----- Supplied information
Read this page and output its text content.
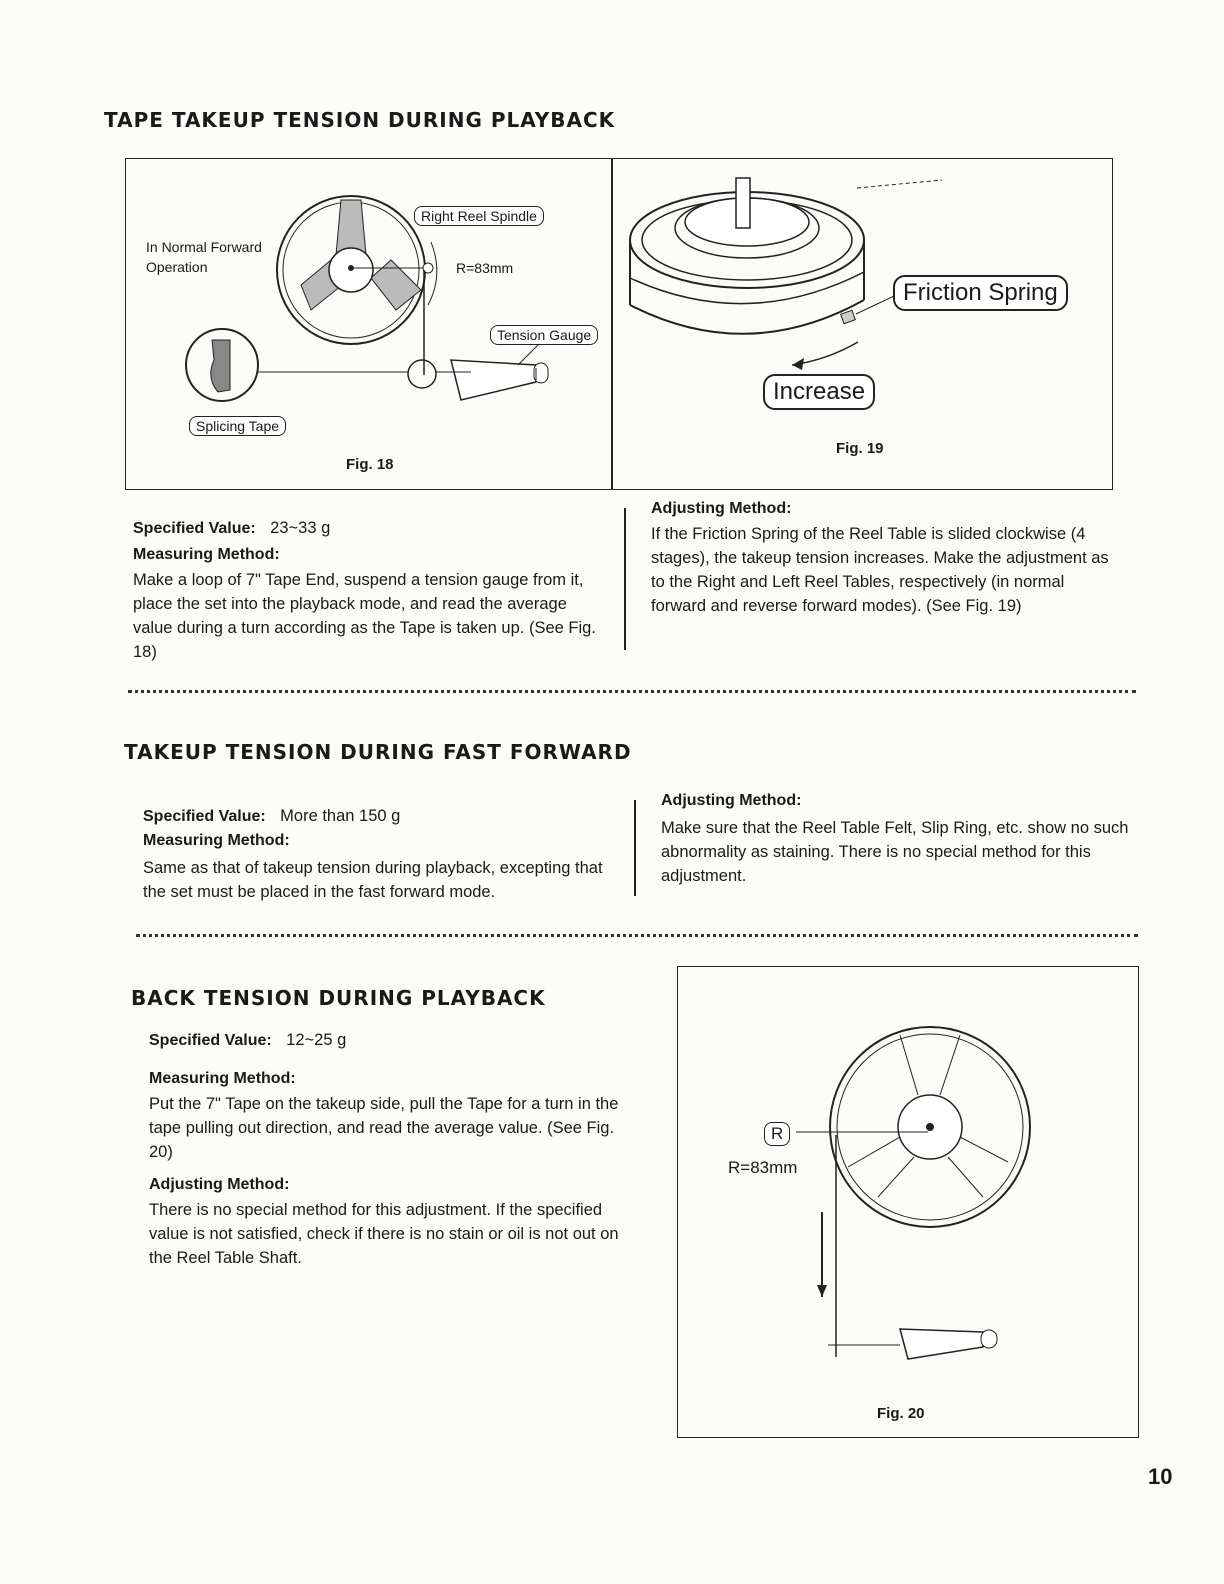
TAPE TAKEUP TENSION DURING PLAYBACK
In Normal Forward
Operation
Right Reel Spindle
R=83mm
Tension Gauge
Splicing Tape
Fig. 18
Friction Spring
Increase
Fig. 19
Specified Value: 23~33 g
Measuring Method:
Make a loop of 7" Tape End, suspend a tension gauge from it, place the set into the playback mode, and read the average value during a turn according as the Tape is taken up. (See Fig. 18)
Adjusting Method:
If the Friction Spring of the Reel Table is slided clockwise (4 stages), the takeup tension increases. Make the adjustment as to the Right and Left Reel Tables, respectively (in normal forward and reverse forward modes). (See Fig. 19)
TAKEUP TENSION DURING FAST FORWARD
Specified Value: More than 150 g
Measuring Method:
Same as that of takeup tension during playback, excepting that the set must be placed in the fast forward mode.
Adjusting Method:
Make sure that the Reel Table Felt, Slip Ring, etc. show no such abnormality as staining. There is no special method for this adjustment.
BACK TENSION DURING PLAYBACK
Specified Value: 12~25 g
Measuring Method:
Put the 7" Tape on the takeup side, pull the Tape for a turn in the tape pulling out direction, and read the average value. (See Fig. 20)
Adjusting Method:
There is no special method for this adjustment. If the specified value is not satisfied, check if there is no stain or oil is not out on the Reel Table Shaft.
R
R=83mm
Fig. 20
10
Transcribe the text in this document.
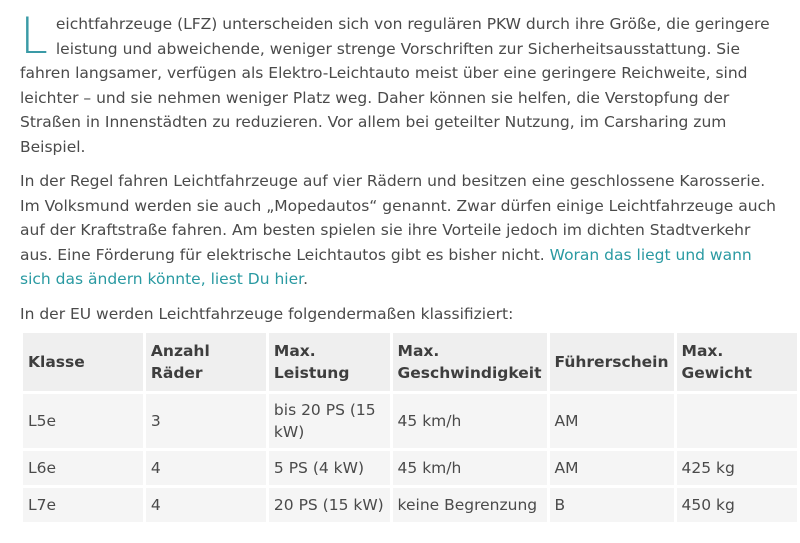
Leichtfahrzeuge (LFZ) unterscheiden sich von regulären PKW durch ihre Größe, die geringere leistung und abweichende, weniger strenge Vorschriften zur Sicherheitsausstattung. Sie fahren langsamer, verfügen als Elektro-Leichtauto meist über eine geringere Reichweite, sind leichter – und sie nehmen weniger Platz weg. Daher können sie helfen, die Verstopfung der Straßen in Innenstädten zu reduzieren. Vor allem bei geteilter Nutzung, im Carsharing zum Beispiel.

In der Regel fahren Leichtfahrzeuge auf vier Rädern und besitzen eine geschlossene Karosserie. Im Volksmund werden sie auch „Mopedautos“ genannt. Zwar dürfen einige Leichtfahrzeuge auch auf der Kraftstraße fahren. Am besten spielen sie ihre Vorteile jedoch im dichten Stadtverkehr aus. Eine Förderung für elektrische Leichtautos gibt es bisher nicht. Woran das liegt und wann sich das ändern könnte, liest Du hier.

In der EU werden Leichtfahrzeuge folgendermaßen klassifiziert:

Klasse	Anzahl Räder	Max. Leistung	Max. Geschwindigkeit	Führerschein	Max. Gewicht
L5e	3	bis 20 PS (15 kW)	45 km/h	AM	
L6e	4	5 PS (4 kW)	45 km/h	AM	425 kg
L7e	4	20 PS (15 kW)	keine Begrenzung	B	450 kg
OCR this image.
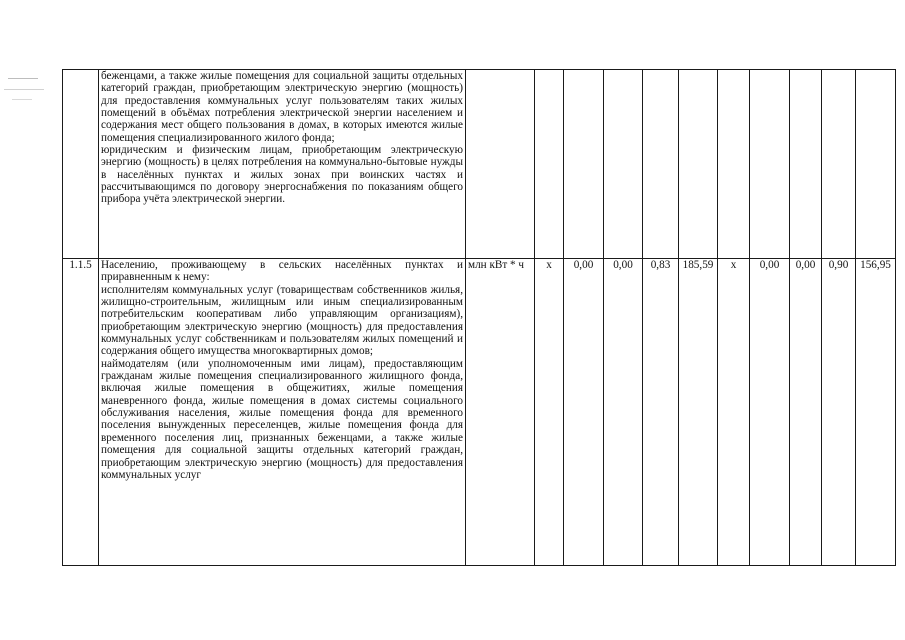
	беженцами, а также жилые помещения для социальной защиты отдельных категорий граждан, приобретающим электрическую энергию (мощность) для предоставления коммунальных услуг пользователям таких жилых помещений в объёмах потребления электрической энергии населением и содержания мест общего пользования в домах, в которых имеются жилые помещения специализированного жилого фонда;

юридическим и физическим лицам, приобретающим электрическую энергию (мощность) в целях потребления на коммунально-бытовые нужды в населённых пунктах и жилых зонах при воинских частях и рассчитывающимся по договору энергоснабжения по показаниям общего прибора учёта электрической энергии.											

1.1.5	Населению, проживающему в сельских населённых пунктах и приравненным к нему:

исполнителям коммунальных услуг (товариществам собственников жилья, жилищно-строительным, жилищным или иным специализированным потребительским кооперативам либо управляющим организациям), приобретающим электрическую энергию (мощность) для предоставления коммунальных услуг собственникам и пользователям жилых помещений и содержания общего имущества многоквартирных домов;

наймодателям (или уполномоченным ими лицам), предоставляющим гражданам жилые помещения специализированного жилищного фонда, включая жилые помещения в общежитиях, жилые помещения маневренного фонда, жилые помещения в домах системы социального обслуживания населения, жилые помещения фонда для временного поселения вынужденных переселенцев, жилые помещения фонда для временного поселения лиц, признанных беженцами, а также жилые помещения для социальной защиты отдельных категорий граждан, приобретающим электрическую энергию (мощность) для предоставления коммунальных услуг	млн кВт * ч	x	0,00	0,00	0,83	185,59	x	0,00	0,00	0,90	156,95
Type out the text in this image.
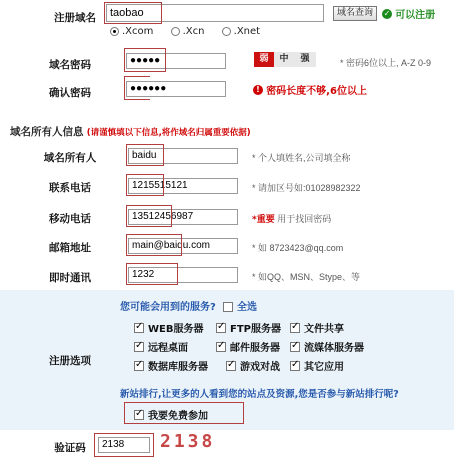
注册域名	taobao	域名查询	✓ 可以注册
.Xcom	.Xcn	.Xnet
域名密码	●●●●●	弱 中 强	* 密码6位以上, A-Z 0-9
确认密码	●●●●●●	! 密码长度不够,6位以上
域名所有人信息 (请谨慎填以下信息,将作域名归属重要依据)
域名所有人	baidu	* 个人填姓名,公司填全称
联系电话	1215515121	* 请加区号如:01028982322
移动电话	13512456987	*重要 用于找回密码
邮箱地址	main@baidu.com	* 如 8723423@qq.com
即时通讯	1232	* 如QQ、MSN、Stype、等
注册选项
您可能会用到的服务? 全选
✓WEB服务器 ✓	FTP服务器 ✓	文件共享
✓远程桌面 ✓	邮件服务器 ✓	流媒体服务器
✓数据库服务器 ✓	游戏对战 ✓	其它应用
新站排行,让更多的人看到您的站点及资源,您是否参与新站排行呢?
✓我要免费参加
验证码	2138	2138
----------
Using the records above, output their complete text exactly, minus any images.

Read this page and output its text content.
TAPE TAKEUP TENSION DURING PLAYBACK
In Normal Forward
Operation
Right Reel Spindle
R=83mm
Tension Gauge
Splicing Tape
Fig. 18
Friction Spring
Increase
Fig. 19
Specified Value: 23~33 g
Measuring Method:
Make a loop of 7" Tape End, suspend a tension gauge from it, place the set into the playback mode, and read the average value during a turn according as the Tape is taken up. (See Fig. 18)
Adjusting Method:
If the Friction Spring of the Reel Table is slided clockwise (4 stages), the takeup tension increases. Make the adjustment as to the Right and Left Reel Tables, respectively (in normal forward and reverse forward modes). (See Fig. 19)
TAKEUP TENSION DURING FAST FORWARD
Specified Value: More than 150 g
Measuring Method:
Same as that of takeup tension during playback, excepting that the set must be placed in the fast forward mode.
Adjusting Method:
Make sure that the Reel Table Felt, Slip Ring, etc. show no such abnormality as staining. There is no special method for this adjustment.
BACK TENSION DURING PLAYBACK
Specified Value: 12~25 g
Measuring Method:
Put the 7" Tape on the takeup side, pull the Tape for a turn in the tape pulling out direction, and read the average value. (See Fig. 20)
Adjusting Method:
There is no special method for this adjustment. If the specified value is not satisfied, check if there is no stain or oil is not out on the Reel Table Shaft.
R
R=83mm
Fig. 20
10
Transcribe the text in this document.
Leichtfahrzeuge (LFZ) unterscheiden sich von regulären PKW durch ihre Größe, die geringere leistung und abweichende, weniger strenge Vorschriften zur Sicherheitsausstattung. Sie fahren langsamer, verfügen als Elektro-Leichtauto meist über eine geringere Reichweite, sind leichter – und sie nehmen weniger Platz weg. Daher können sie helfen, die Verstopfung der Straßen in Innenstädten zu reduzieren. Vor allem bei geteilter Nutzung, im Carsharing zum Beispiel.

In der Regel fahren Leichtfahrzeuge auf vier Rädern und besitzen eine geschlossene Karosserie. Im Volksmund werden sie auch „Mopedautos“ genannt. Zwar dürfen einige Leichtfahrzeuge auch auf der Kraftstraße fahren. Am besten spielen sie ihre Vorteile jedoch im dichten Stadtverkehr aus. Eine Förderung für elektrische Leichtautos gibt es bisher nicht. Woran das liegt und wann sich das ändern könnte, liest Du hier.

In der EU werden Leichtfahrzeuge folgendermaßen klassifiziert:

Klasse	Anzahl Räder	Max. Leistung	Max. Geschwindigkeit	Führerschein	Max. Gewicht
L5e	3	bis 20 PS (15 kW)	45 km/h	AM	
L6e	4	5 PS (4 kW)	45 km/h	AM	425 kg
L7e	4	20 PS (15 kW)	keine Begrenzung	B	450 kg
OCR this image.
	беженцами, а также жилые помещения для социальной защиты отдельных категорий граждан, приобретающим электрическую энергию (мощность) для предоставления коммунальных услуг пользователям таких жилых помещений в объёмах потребления электрической энергии населением и содержания мест общего пользования в домах, в которых имеются жилые помещения специализированного жилого фонда;

юридическим и физическим лицам, приобретающим электрическую энергию (мощность) в целях потребления на коммунально-бытовые нужды в населённых пунктах и жилых зонах при воинских частях и рассчитывающимся по договору энергоснабжения по показаниям общего прибора учёта электрической энергии.											

1.1.5	Населению, проживающему в сельских населённых пунктах и приравненным к нему:

исполнителям коммунальных услуг (товариществам собственников жилья, жилищно-строительным, жилищным или иным специализированным потребительским кооперативам либо управляющим организациям), приобретающим электрическую энергию (мощность) для предоставления коммунальных услуг собственникам и пользователям жилых помещений и содержания общего имущества многоквартирных домов;

наймодателям (или уполномоченным ими лицам), предоставляющим гражданам жилые помещения специализированного жилищного фонда, включая жилые помещения в общежитиях, жилые помещения маневренного фонда, жилые помещения в домах системы социального обслуживания населения, жилые помещения фонда для временного поселения вынужденных переселенцев, жилые помещения фонда для временного поселения лиц, признанных беженцами, а также жилые помещения для социальной защиты отдельных категорий граждан, приобретающим электрическую энергию (мощность) для предоставления коммунальных услуг	млн кВт * ч	x	0,00	0,00	0,83	185,59	x	0,00	0,00	0,90	156,95
Type out the text in this image.
注册域名	taobao	域名查询	✓ 可以注册
.Xcom	.Xcn	.Xnet
域名密码	●●●●●	弱 中 强	* 密码6位以上, A-Z 0-9
确认密码	●●●●●●	! 密码长度不够,6位以上
域名所有人信息 (请谨慎填以下信息,将作域名归属重要依据)
域名所有人	baidu	* 个人填姓名,公司填全称
联系电话	1215515121	* 请加区号如:01028982322
移动电话	13512456987	*重要 用于找回密码
邮箱地址	main@baidu.com	* 如 8723423@qq.com
即时通讯	1232	* 如QQ、MSN、Stype、等
注册选项
您可能会用到的服务? 全选
✓WEB服务器 ✓	FTP服务器 ✓	文件共享
✓远程桌面 ✓	邮件服务器 ✓	流媒体服务器
✓数据库服务器 ✓	游戏对战 ✓	其它应用
新站排行,让更多的人看到您的站点及资源,您是否参与新站排行呢?
✓我要免费参加
验证码	2138	2138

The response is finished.